- [OBJECTIVE]: Find each line with the word "representation" in it, then give the total alone.

Stored data entries
START
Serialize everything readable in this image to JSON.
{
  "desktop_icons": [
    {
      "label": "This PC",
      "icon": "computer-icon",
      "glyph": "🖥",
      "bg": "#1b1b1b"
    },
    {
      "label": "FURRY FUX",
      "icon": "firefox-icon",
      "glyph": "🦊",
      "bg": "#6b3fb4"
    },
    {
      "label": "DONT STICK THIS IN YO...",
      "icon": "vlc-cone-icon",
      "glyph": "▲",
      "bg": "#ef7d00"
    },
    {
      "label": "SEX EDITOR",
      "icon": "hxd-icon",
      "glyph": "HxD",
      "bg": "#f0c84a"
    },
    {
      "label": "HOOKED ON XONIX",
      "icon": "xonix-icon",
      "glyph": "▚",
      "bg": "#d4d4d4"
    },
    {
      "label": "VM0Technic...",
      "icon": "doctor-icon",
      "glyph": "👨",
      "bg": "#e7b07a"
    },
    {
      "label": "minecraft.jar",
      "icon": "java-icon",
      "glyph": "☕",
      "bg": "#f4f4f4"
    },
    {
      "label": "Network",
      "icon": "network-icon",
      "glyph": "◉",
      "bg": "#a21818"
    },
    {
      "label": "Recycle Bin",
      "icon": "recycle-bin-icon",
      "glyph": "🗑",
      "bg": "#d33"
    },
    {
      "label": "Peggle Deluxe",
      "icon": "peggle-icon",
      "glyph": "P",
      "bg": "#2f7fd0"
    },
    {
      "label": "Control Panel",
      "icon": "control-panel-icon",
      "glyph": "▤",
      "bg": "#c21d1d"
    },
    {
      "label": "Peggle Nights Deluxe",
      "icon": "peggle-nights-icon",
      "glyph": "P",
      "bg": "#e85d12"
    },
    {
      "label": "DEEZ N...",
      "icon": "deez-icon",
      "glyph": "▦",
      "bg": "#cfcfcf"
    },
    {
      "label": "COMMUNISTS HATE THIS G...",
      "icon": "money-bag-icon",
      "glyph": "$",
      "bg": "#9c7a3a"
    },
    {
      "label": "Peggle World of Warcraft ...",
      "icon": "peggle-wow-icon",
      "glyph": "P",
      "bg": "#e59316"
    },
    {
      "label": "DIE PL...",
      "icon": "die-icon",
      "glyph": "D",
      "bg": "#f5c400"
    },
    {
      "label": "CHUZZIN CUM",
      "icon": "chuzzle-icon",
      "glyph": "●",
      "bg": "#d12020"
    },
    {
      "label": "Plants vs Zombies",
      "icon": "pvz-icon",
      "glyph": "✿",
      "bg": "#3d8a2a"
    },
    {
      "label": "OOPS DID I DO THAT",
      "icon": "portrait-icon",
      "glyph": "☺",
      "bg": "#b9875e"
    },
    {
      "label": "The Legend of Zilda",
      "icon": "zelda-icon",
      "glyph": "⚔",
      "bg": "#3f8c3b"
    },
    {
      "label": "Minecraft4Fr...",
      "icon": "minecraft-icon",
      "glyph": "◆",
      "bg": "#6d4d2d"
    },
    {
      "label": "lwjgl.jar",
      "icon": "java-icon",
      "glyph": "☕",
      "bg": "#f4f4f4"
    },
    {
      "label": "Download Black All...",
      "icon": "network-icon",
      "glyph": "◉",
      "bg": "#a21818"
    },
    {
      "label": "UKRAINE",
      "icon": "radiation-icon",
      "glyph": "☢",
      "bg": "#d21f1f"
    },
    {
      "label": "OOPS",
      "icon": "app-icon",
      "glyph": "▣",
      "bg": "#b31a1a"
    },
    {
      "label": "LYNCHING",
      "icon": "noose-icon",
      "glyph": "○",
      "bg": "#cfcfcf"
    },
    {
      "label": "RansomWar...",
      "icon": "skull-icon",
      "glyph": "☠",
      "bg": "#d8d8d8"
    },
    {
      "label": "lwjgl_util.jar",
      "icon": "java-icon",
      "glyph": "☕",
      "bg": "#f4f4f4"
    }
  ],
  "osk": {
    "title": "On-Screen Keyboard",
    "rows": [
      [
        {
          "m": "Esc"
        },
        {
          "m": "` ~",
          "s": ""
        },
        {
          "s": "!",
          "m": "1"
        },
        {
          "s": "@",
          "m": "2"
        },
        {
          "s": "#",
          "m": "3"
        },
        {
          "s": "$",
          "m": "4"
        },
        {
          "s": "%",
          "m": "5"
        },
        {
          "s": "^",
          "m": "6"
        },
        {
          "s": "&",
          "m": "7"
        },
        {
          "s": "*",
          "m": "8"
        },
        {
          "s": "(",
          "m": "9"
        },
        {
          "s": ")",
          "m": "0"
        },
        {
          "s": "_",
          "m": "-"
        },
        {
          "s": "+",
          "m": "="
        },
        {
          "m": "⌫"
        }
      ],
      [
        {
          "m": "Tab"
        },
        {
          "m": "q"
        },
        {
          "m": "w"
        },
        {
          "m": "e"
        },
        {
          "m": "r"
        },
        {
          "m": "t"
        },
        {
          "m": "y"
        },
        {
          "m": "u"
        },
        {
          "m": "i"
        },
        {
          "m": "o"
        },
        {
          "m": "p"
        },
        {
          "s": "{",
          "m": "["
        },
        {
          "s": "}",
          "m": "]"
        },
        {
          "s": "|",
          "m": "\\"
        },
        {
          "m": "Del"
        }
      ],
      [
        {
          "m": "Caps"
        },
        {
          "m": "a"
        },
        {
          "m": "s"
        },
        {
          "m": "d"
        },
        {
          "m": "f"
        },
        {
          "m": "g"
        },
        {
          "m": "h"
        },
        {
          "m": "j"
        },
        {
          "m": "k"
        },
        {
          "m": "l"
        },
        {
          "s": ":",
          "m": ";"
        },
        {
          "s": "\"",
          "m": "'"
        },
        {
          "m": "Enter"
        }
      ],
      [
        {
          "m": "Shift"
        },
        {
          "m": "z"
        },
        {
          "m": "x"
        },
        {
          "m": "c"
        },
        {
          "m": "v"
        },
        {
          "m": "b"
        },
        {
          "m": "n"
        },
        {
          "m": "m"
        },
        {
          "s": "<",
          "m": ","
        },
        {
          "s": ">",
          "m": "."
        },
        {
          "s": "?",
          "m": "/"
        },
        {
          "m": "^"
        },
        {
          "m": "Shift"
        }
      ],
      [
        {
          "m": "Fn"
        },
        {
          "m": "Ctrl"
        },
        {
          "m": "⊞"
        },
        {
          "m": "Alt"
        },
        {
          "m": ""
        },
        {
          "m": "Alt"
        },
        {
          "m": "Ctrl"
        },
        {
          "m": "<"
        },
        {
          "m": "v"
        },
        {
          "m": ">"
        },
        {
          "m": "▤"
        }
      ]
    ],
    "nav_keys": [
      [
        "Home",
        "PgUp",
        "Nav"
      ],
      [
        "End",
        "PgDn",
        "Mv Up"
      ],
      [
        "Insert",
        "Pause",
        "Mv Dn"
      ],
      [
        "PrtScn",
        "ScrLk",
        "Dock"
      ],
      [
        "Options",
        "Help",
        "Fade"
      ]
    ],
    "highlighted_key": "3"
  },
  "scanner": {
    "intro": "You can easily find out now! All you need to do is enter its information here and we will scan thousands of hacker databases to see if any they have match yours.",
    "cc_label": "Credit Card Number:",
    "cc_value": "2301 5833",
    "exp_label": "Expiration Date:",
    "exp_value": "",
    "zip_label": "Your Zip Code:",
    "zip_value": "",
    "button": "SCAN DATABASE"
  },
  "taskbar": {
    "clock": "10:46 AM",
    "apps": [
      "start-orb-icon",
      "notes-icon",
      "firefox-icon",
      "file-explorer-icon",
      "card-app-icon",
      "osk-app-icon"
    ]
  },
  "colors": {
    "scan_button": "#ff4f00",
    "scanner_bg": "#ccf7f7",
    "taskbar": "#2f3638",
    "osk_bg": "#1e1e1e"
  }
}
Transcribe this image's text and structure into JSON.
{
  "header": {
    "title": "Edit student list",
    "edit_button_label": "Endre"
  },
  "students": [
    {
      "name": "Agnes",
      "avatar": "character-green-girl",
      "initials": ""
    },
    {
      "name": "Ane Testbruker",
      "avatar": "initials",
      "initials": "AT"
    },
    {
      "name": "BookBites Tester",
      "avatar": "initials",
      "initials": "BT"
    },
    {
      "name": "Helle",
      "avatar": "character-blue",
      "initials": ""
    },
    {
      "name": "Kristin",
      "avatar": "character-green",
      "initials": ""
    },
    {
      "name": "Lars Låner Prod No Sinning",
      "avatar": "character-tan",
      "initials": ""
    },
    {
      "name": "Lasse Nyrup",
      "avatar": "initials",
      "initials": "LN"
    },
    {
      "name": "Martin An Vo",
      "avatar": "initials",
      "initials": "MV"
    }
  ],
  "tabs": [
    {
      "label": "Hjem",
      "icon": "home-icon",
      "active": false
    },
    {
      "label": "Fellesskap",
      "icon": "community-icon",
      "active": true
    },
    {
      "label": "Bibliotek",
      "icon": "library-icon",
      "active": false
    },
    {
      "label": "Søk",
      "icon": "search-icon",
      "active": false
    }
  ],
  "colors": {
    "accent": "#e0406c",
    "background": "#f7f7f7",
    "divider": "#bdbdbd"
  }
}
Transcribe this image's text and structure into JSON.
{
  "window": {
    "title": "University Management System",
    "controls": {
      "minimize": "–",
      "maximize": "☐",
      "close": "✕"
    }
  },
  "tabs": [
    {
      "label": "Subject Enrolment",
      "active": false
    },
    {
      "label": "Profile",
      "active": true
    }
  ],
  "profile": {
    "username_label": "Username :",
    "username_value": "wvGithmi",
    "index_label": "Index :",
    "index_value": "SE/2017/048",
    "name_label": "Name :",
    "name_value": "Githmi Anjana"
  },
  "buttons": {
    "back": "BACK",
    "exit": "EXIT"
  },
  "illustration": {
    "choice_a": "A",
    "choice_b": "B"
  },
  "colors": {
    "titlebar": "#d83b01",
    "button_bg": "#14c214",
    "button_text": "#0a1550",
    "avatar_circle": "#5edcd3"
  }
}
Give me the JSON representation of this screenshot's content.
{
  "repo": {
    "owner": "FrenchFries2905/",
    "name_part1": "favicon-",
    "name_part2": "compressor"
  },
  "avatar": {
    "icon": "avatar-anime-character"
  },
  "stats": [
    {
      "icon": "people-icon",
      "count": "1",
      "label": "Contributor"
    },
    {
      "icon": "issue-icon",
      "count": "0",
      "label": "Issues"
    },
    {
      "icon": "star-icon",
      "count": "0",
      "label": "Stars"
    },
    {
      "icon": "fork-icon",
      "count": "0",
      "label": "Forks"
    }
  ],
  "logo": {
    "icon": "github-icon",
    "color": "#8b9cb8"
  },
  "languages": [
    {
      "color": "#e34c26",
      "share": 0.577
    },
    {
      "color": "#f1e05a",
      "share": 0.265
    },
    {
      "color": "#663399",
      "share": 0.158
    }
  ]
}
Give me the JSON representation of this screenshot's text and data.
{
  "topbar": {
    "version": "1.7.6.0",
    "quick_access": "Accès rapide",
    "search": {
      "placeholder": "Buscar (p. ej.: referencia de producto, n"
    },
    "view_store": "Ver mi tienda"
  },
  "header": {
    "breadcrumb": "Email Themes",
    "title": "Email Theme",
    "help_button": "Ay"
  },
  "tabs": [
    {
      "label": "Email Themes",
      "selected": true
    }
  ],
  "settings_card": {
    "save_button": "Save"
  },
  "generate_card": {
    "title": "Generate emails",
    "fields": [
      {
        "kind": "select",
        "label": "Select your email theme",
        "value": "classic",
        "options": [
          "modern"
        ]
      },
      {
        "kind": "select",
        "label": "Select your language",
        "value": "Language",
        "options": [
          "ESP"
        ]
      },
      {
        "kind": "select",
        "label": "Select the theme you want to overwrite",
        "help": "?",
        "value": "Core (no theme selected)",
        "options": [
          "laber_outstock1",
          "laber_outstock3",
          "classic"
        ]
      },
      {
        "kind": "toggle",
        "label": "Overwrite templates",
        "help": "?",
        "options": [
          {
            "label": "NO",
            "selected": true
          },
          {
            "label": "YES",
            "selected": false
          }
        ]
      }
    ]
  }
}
END
- [SOLUTION TO THIS EXERCISE]: 2